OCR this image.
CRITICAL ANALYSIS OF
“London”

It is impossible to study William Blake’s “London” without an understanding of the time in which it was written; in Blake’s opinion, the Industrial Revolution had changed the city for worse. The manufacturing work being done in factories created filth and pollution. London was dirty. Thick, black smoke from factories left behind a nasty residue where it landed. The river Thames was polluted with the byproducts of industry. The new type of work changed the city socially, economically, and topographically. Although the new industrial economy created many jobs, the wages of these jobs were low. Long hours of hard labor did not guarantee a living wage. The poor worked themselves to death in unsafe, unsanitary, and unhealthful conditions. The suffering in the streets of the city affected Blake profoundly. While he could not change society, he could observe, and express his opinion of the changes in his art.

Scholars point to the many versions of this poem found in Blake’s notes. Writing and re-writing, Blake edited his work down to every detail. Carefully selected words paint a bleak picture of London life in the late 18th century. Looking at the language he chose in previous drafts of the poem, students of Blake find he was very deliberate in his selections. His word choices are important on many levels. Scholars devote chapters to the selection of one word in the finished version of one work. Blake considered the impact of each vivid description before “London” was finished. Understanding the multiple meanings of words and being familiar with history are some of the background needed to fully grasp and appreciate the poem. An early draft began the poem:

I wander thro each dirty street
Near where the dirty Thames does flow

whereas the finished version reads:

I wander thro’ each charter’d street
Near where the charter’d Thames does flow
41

Task to complete = Pull every line containing "wander" from the material above.

Answer to this task =
I wander thro each dirty street
I wander thro’ each charter’d street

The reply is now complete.